▶ **Request**:
Every entry below should be repeated exactly; the pictures should not.

▶ **Listed entries**:
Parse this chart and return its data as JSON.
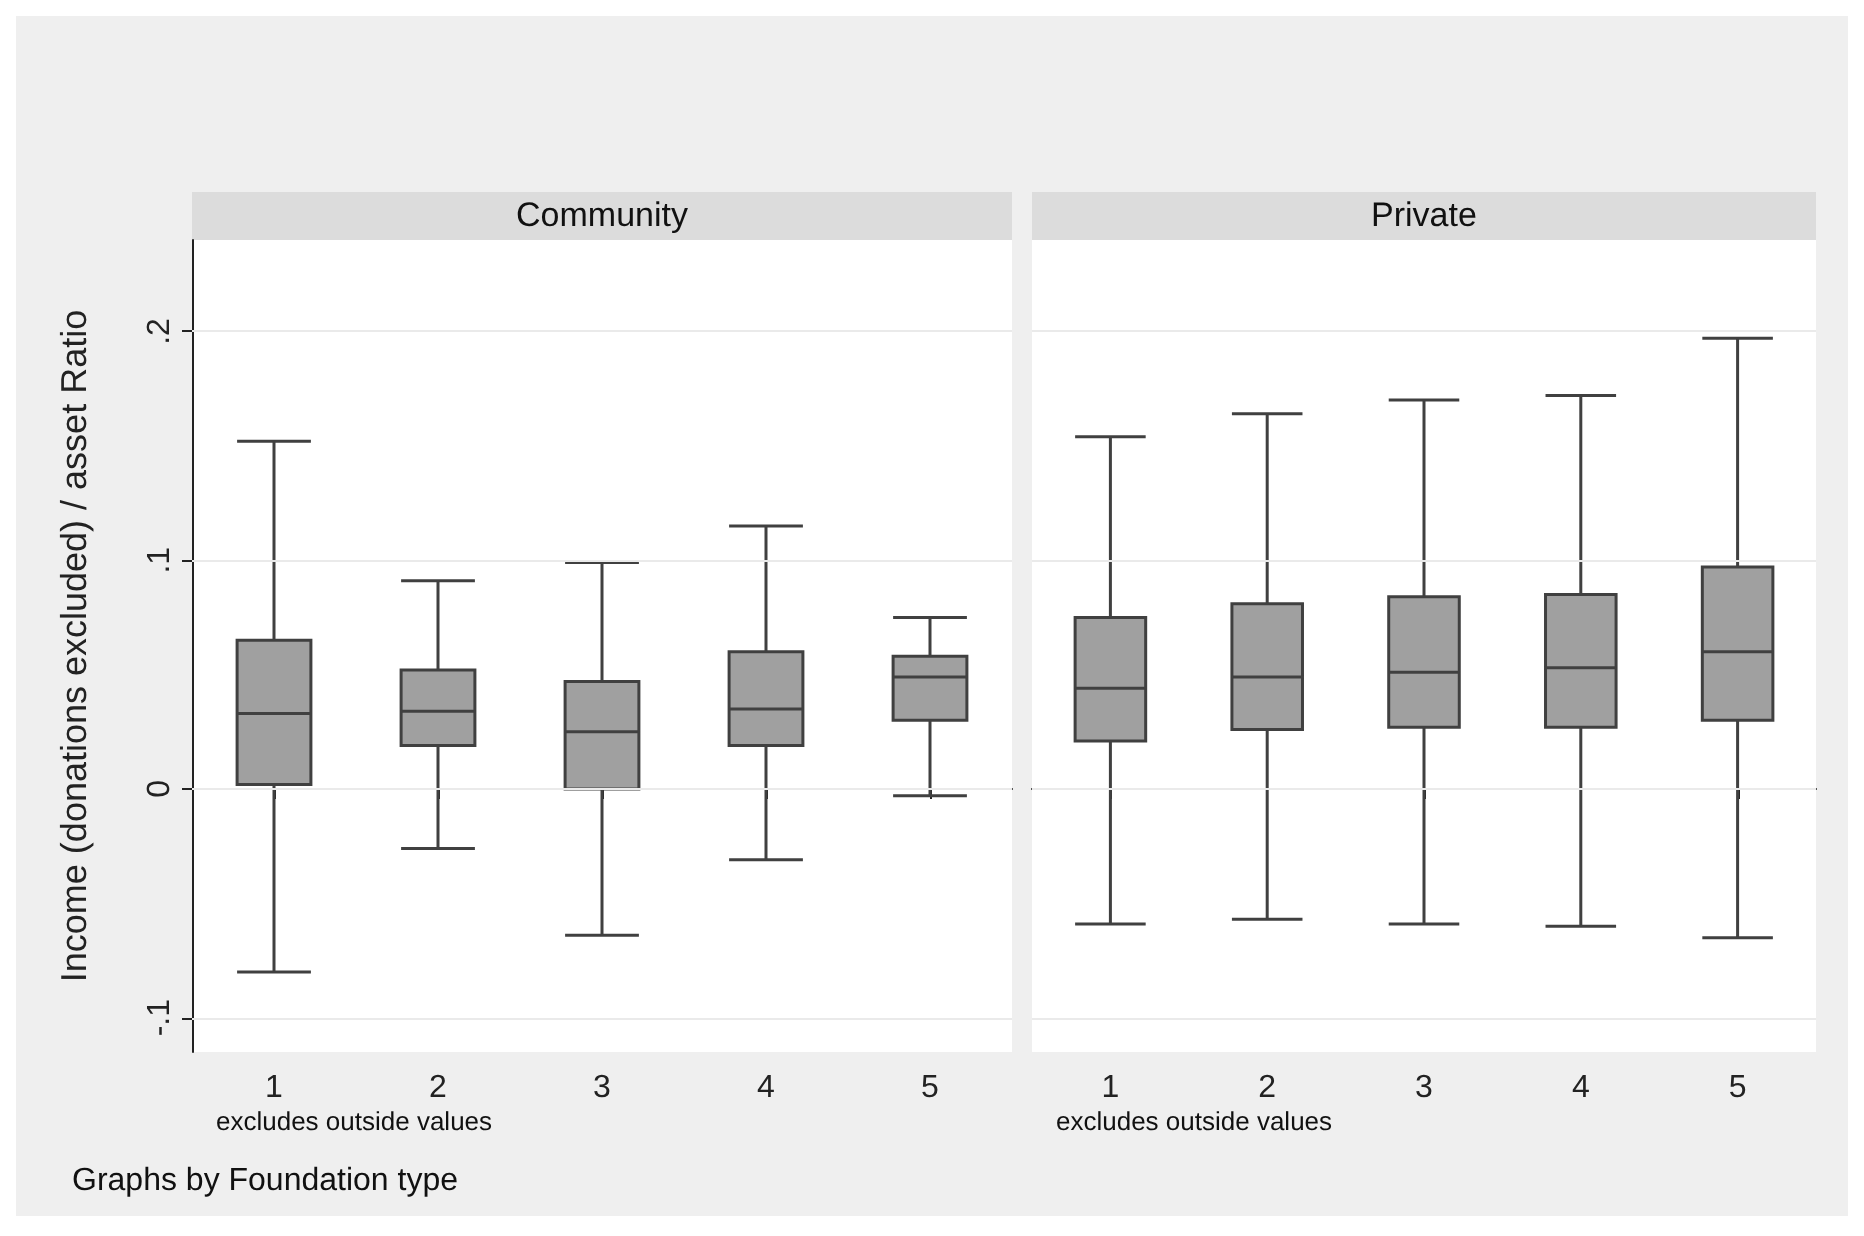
{
  "chart_data": [
    {
      "type": "box",
      "title": "Community",
      "ylabel": "Income (donations excluded) / asset Ratio",
      "categories": [
        "1",
        "2",
        "3",
        "4",
        "5"
      ],
      "color": "#a0a0a0",
      "boxes": [
        {
          "low": -0.08,
          "q1": 0.002,
          "median": 0.033,
          "q3": 0.065,
          "high": 0.152
        },
        {
          "low": -0.026,
          "q1": 0.019,
          "median": 0.034,
          "q3": 0.052,
          "high": 0.091
        },
        {
          "low": -0.064,
          "q1": 0,
          "median": 0.025,
          "q3": 0.047,
          "high": 0.099
        },
        {
          "low": -0.031,
          "q1": 0.019,
          "median": 0.035,
          "q3": 0.06,
          "high": 0.115
        },
        {
          "low": -0.003,
          "q1": 0.03,
          "median": 0.049,
          "q3": 0.058,
          "high": 0.075
        }
      ],
      "ylim": [
        -0.115,
        0.24
      ],
      "yticks": [
        {
          "value": -0.1,
          "label": "-.1"
        },
        0,
        {
          "value": 0.1,
          "label": ".1"
        },
        {
          "value": 0.2,
          "label": ".2"
        }
      ],
      "grid": "y",
      "annotations": [
        "excludes outside values",
        "Graphs by Foundation type"
      ]
    },
    {
      "type": "box",
      "title": "Private",
      "categories": [
        "1",
        "2",
        "3",
        "4",
        "5"
      ],
      "color": "#a0a0a0",
      "boxes": [
        {
          "low": -0.059,
          "q1": 0.021,
          "median": 0.044,
          "q3": 0.075,
          "high": 0.154
        },
        {
          "low": -0.057,
          "q1": 0.026,
          "median": 0.049,
          "q3": 0.081,
          "high": 0.164
        },
        {
          "low": -0.059,
          "q1": 0.027,
          "median": 0.051,
          "q3": 0.084,
          "high": 0.17
        },
        {
          "low": -0.06,
          "q1": 0.027,
          "median": 0.053,
          "q3": 0.085,
          "high": 0.172
        },
        {
          "low": -0.065,
          "q1": 0.03,
          "median": 0.06,
          "q3": 0.097,
          "high": 0.197
        }
      ],
      "ylim": [
        -0.115,
        0.24
      ],
      "yticks": [
        -0.1,
        0,
        0.1,
        0.2
      ],
      "grid": "y",
      "tick_labels": "x",
      "annotations": [
        "excludes outside values"
      ]
    }
  ]
}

▶ **Solution below**:
Parse this chart and return its data as JSON.
{
  "chart_data": [
    {
      "type": "box",
      "title": "Community",
      "ylabel": "Income (donations excluded) / asset Ratio",
      "categories": [
        "1",
        "2",
        "3",
        "4",
        "5"
      ],
      "color": "#a0a0a0",
      "boxes": [
        {
          "low": -0.08,
          "q1": 0.002,
          "median": 0.033,
          "q3": 0.065,
          "high": 0.152
        },
        {
          "low": -0.026,
          "q1": 0.019,
          "median": 0.034,
          "q3": 0.052,
          "high": 0.091
        },
        {
          "low": -0.064,
          "q1": 0,
          "median": 0.025,
          "q3": 0.047,
          "high": 0.099
        },
        {
          "low": -0.031,
          "q1": 0.019,
          "median": 0.035,
          "q3": 0.06,
          "high": 0.115
        },
        {
          "low": -0.003,
          "q1": 0.03,
          "median": 0.049,
          "q3": 0.058,
          "high": 0.075
        }
      ],
      "ylim": [
        -0.115,
        0.24
      ],
      "yticks": [
        {
          "value": -0.1,
          "label": "-.1"
        },
        0,
        {
          "value": 0.1,
          "label": ".1"
        },
        {
          "value": 0.2,
          "label": ".2"
        }
      ],
      "grid": "y",
      "annotations": [
        "excludes outside values",
        "Graphs by Foundation type"
      ]
    },
    {
      "type": "box",
      "title": "Private",
      "categories": [
        "1",
        "2",
        "3",
        "4",
        "5"
      ],
      "color": "#a0a0a0",
      "boxes": [
        {
          "low": -0.059,
          "q1": 0.021,
          "median": 0.044,
          "q3": 0.075,
          "high": 0.154
        },
        {
          "low": -0.057,
          "q1": 0.026,
          "median": 0.049,
          "q3": 0.081,
          "high": 0.164
        },
        {
          "low": -0.059,
          "q1": 0.027,
          "median": 0.051,
          "q3": 0.084,
          "high": 0.17
        },
        {
          "low": -0.06,
          "q1": 0.027,
          "median": 0.053,
          "q3": 0.085,
          "high": 0.172
        },
        {
          "low": -0.065,
          "q1": 0.03,
          "median": 0.06,
          "q3": 0.097,
          "high": 0.197
        }
      ],
      "ylim": [
        -0.115,
        0.24
      ],
      "yticks": [
        -0.1,
        0,
        0.1,
        0.2
      ],
      "grid": "y",
      "tick_labels": "x",
      "annotations": [
        "excludes outside values"
      ]
    }
  ]
}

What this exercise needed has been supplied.